>> START The data

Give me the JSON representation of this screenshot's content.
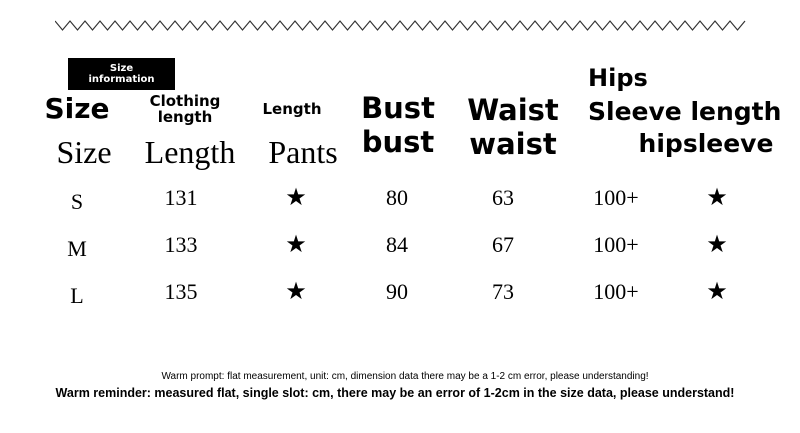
{
  "badge": "Size information",
  "headers_en": {
    "size": "Size",
    "clothing_length": "Clothing length",
    "length": "Length",
    "bust": "Bust",
    "waist": "Waist",
    "hips": "Hips",
    "sleeve": "Sleeve length"
  },
  "headers_sub": {
    "size": "Size",
    "length": "Length",
    "pants": "Pants",
    "bust": "bust",
    "waist": "waist",
    "hipsleeve": "hipsleeve"
  },
  "rows": [
    {
      "size": "S",
      "clothing_length": "131",
      "length": "★",
      "bust": "80",
      "waist": "63",
      "hips": "100+",
      "sleeve": "★"
    },
    {
      "size": "M",
      "clothing_length": "133",
      "length": "★",
      "bust": "84",
      "waist": "67",
      "hips": "100+",
      "sleeve": "★"
    },
    {
      "size": "L",
      "clothing_length": "135",
      "length": "★",
      "bust": "90",
      "waist": "73",
      "hips": "100+",
      "sleeve": "★"
    }
  ],
  "note_small": "Warm prompt: flat measurement, unit: cm, dimension data there may be a 1-2 cm error, please understanding!",
  "note_bold": "Warm reminder: measured flat, single slot: cm, there may be an error of 1-2cm in the size data, please understand!"
}
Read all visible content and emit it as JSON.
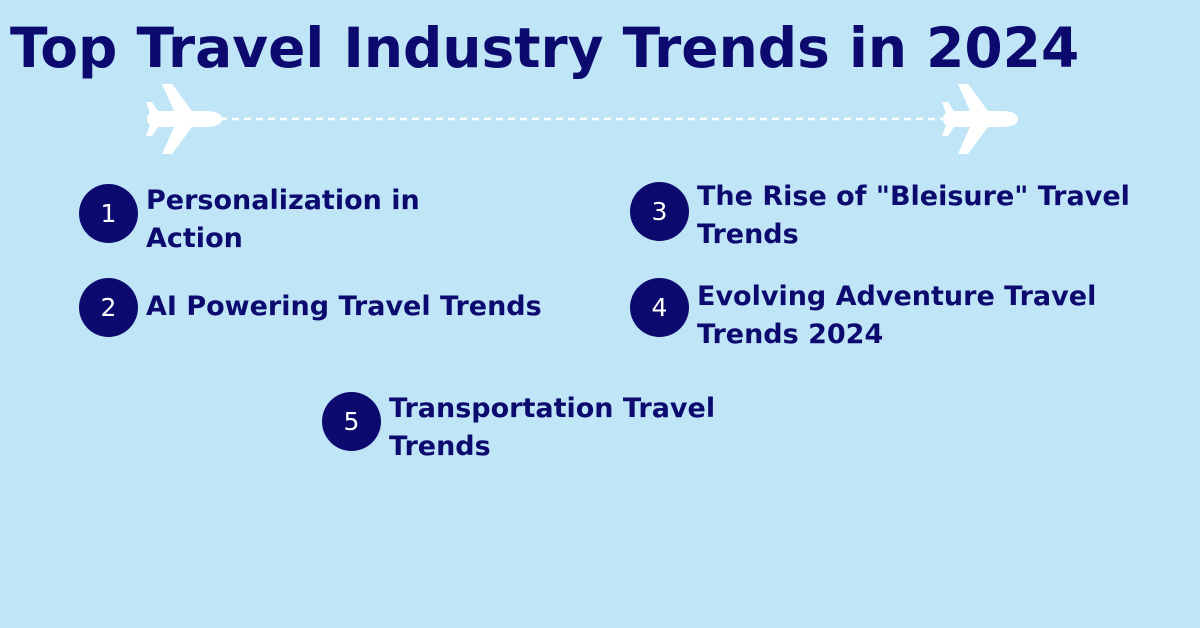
{
  "title": "Top Travel Industry Trends in 2024",
  "decoration": {
    "left_icon": "airplane-icon",
    "right_icon": "airplane-icon",
    "path_color": "#ffffff",
    "plane_color": "#ffffff"
  },
  "colors": {
    "background": "#bfe5f7",
    "accent": "#0c0a6e",
    "badge_text": "#ffffff"
  },
  "items": [
    {
      "number": "1",
      "label": "Personalization in Action"
    },
    {
      "number": "2",
      "label": "AI Powering Travel Trends"
    },
    {
      "number": "3",
      "label": "The Rise of \"Bleisure\" Travel Trends"
    },
    {
      "number": "4",
      "label": "Evolving Adventure Travel Trends 2024"
    },
    {
      "number": "5",
      "label": "Transportation Travel Trends"
    }
  ]
}
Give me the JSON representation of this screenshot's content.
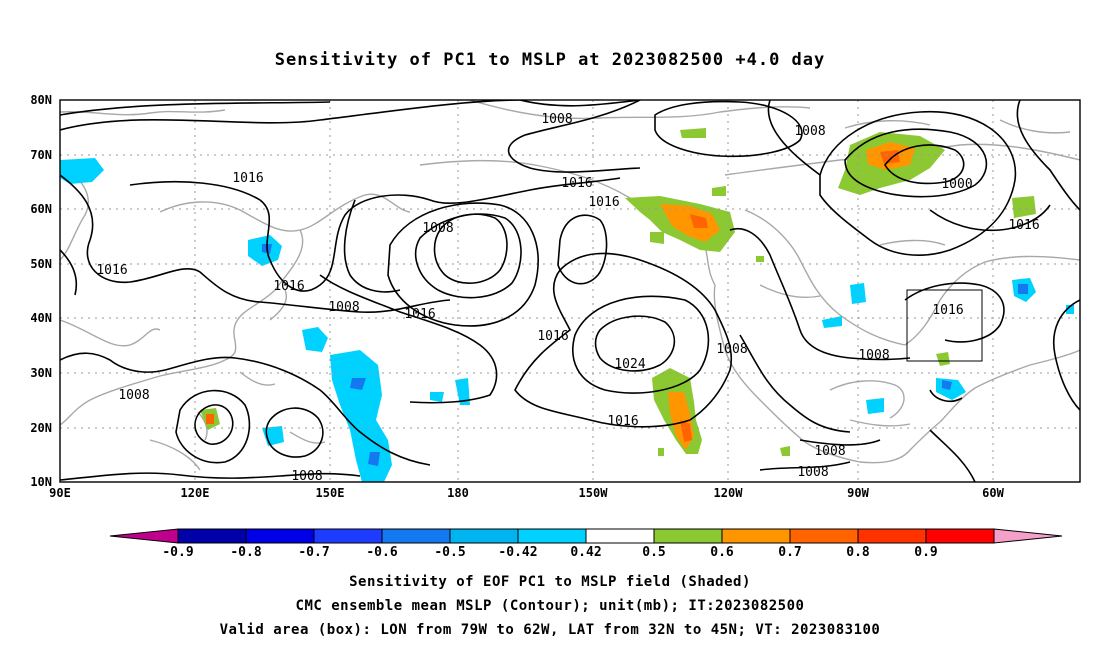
{
  "title": "Sensitivity of PC1 to MSLP at 2023082500 +4.0 day",
  "captions": [
    "Sensitivity of EOF PC1 to MSLP field (Shaded)",
    "CMC ensemble mean MSLP (Contour); unit(mb); IT:2023082500",
    "Valid area (box): LON from 79W to 62W, LAT from 32N to 45N; VT: 2023083100"
  ],
  "lat_labels": [
    "80N",
    "70N",
    "60N",
    "50N",
    "40N",
    "30N",
    "20N",
    "10N"
  ],
  "lon_labels": [
    "90E",
    "120E",
    "150E",
    "180",
    "150W",
    "120W",
    "90W",
    "60W"
  ],
  "contour_labels": [
    "1008",
    "1008",
    "1000",
    "1016",
    "1016",
    "1016",
    "1008",
    "1016",
    "1016",
    "1008",
    "1016",
    "1016",
    "1016",
    "1024",
    "1008",
    "1008",
    "1008",
    "1016",
    "1008",
    "1008",
    "1008",
    "1016"
  ],
  "colorbar": {
    "labels": [
      "-0.9",
      "-0.8",
      "-0.7",
      "-0.6",
      "-0.5",
      "-0.42",
      "0.42",
      "0.5",
      "0.6",
      "0.7",
      "0.8",
      "0.9"
    ],
    "colors": [
      "#c0008c",
      "#0000a8",
      "#0000e6",
      "#1e3cff",
      "#1478f0",
      "#00b4f0",
      "#00d2ff",
      "#ffffff",
      "#8cc832",
      "#ff9600",
      "#ff6400",
      "#ff3200",
      "#ff0000",
      "#f5a0c8"
    ]
  },
  "valid_box": {
    "lon": [
      -79,
      -62
    ],
    "lat": [
      32,
      45
    ]
  }
}
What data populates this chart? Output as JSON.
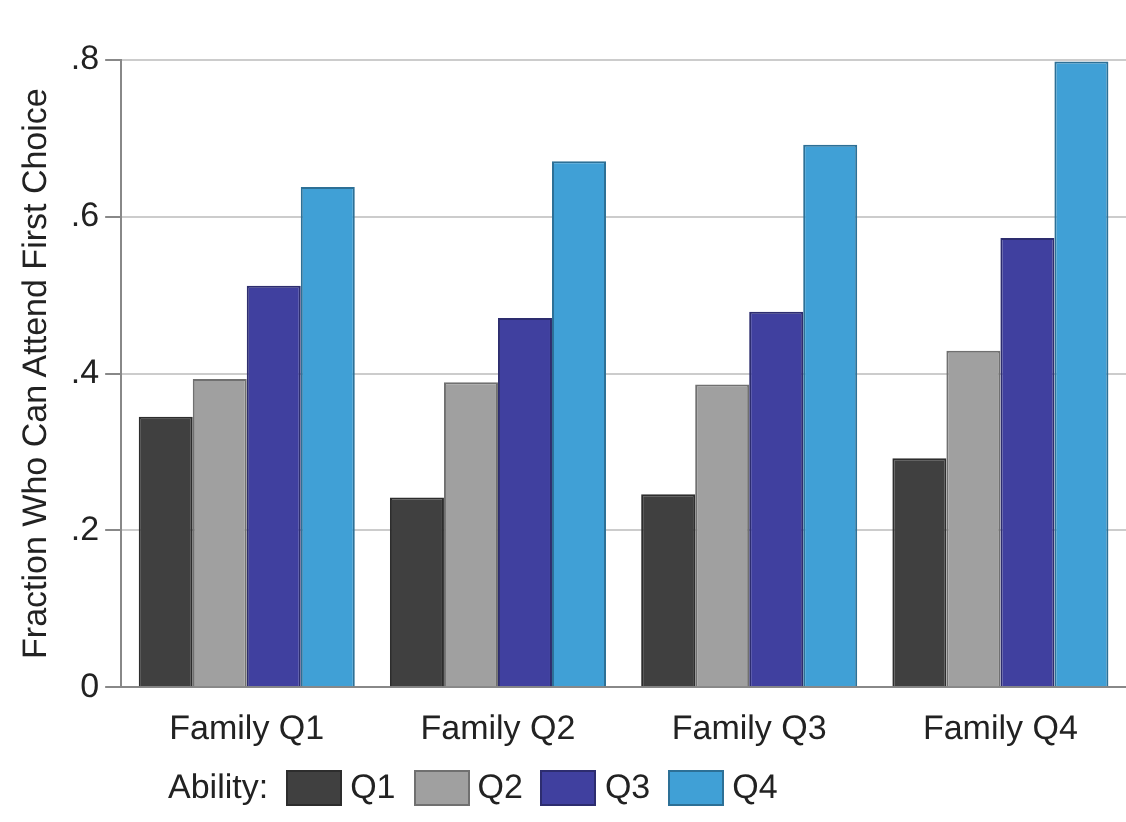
{
  "chart_data": {
    "type": "bar",
    "ylabel": "Fraction Who Can Attend First Choice",
    "legend_title": "Ability:",
    "legend": "bottom",
    "grid": "y",
    "categories": [
      "Family Q1",
      "Family Q2",
      "Family Q3",
      "Family Q4"
    ],
    "series": [
      {
        "name": "Q1",
        "color": "#404040",
        "values": [
          0.345,
          0.242,
          0.246,
          0.292
        ]
      },
      {
        "name": "Q2",
        "color": "#a0a0a0",
        "values": [
          0.393,
          0.389,
          0.386,
          0.429
        ]
      },
      {
        "name": "Q3",
        "color": "#40409f",
        "values": [
          0.512,
          0.471,
          0.479,
          0.573
        ]
      },
      {
        "name": "Q4",
        "color": "#40a0d6",
        "values": [
          0.638,
          0.671,
          0.692,
          0.798
        ]
      }
    ],
    "ylim": [
      0,
      0.8
    ],
    "yticks": [
      {
        "value": 0,
        "label": "0"
      },
      {
        "value": 0.2,
        "label": ".2"
      },
      {
        "value": 0.4,
        "label": ".4"
      },
      {
        "value": 0.6,
        "label": ".6"
      },
      {
        "value": 0.8,
        "label": ".8"
      }
    ]
  }
}
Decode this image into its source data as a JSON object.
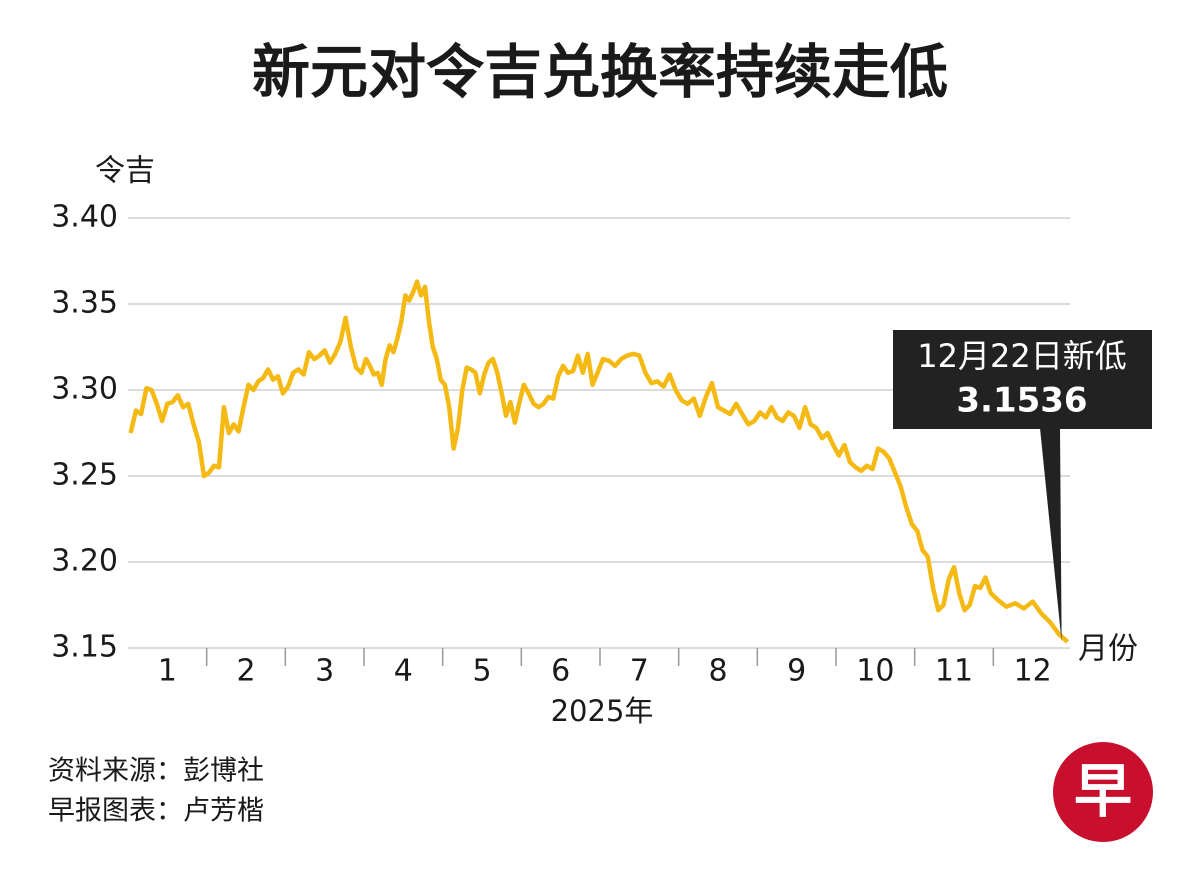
{
  "chart_data": {
    "type": "line",
    "title": "新元对令吉兑换率持续走低",
    "y_label": "令吉",
    "x_label": "月份",
    "x_sublabel": "2025年",
    "categories": [
      "1",
      "2",
      "3",
      "4",
      "5",
      "6",
      "7",
      "8",
      "9",
      "10",
      "11",
      "12"
    ],
    "series": [
      {
        "name": "新元对令吉",
        "color": "#f5b914",
        "values": [
          [
            3.275,
            3.288,
            3.286,
            3.301,
            3.3,
            3.292,
            3.282,
            3.292,
            3.293,
            3.297,
            3.29,
            3.292,
            3.28,
            3.27,
            3.25
          ],
          [
            3.252,
            3.256,
            3.255,
            3.29,
            3.275,
            3.28,
            3.276,
            3.29,
            3.303,
            3.3,
            3.305,
            3.307,
            3.312,
            3.306,
            3.308,
            3.298
          ],
          [
            3.302,
            3.31,
            3.312,
            3.309,
            3.322,
            3.318,
            3.32,
            3.323,
            3.316,
            3.321,
            3.328,
            3.342,
            3.325,
            3.313,
            3.31
          ],
          [
            3.318,
            3.314,
            3.309,
            3.31,
            3.303,
            3.318,
            3.326,
            3.322,
            3.33,
            3.34,
            3.355,
            3.352,
            3.357,
            3.363,
            3.355,
            3.36,
            3.34,
            3.325,
            3.318,
            3.306
          ],
          [
            3.303,
            3.29,
            3.266,
            3.278,
            3.3,
            3.313,
            3.312,
            3.31,
            3.298,
            3.309,
            3.316,
            3.318,
            3.31,
            3.298,
            3.285,
            3.293,
            3.281,
            3.292
          ],
          [
            3.303,
            3.298,
            3.292,
            3.29,
            3.292,
            3.296,
            3.295,
            3.308,
            3.314,
            3.31,
            3.311,
            3.32,
            3.31,
            3.321,
            3.303,
            3.31
          ],
          [
            3.318,
            3.317,
            3.314,
            3.318,
            3.32,
            3.321,
            3.32,
            3.31,
            3.304,
            3.305,
            3.302,
            3.309,
            3.3
          ],
          [
            3.294,
            3.292,
            3.295,
            3.285,
            3.296,
            3.304,
            3.29,
            3.288,
            3.286,
            3.292,
            3.286,
            3.28,
            3.282
          ],
          [
            3.287,
            3.284,
            3.29,
            3.284,
            3.282,
            3.287,
            3.285,
            3.278,
            3.29,
            3.28,
            3.278,
            3.272,
            3.275,
            3.268
          ],
          [
            3.262,
            3.268,
            3.258,
            3.255,
            3.253,
            3.256,
            3.254,
            3.266,
            3.264,
            3.26,
            3.252,
            3.244,
            3.232,
            3.222
          ],
          [
            3.218,
            3.207,
            3.203,
            3.185,
            3.172,
            3.175,
            3.19,
            3.197,
            3.182,
            3.172,
            3.175,
            3.186,
            3.185,
            3.191,
            3.182
          ],
          [
            3.178,
            3.174,
            3.176,
            3.173,
            3.177,
            3.17,
            3.165,
            3.158,
            3.1536
          ]
        ]
      }
    ],
    "annotation": "12月22日新低",
    "ylim": [
      3.15,
      3.4
    ],
    "yticks": [
      {
        "value": 3.4,
        "label": "3.40"
      },
      3.35,
      {
        "value": 3.3,
        "label": "3.30"
      },
      3.25,
      {
        "value": 3.2,
        "label": "3.20"
      },
      3.15
    ],
    "grid": true,
    "source": "资料来源：彭博社",
    "credit": "早报图表：卢芳楷",
    "logo": "早"
  }
}
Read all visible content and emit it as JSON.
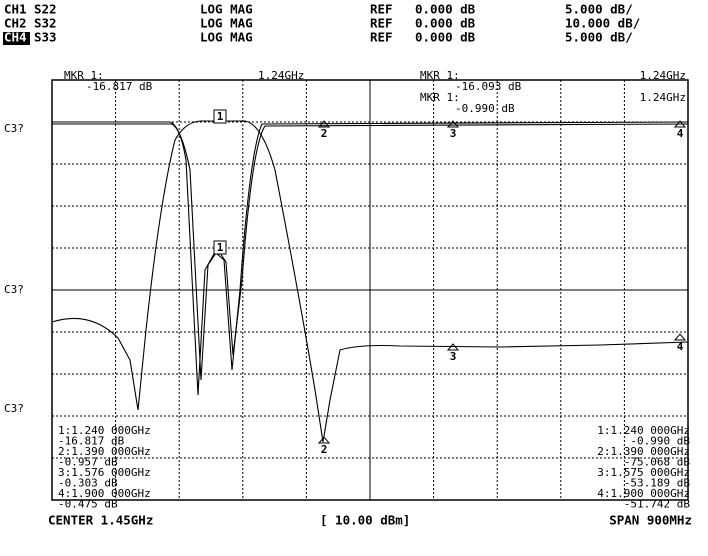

>> END The data

Identify each line in the entries with the word "please" and copy it.

  "note_small": "Warm prompt: flat measurement, unit: cm, dimension data there may be a 1-2 cm error, please understanding!",
  "note_bold": "Warm reminder: measured flat, single slot: cm, there may be an error of 1-2cm in the size data, please understand!"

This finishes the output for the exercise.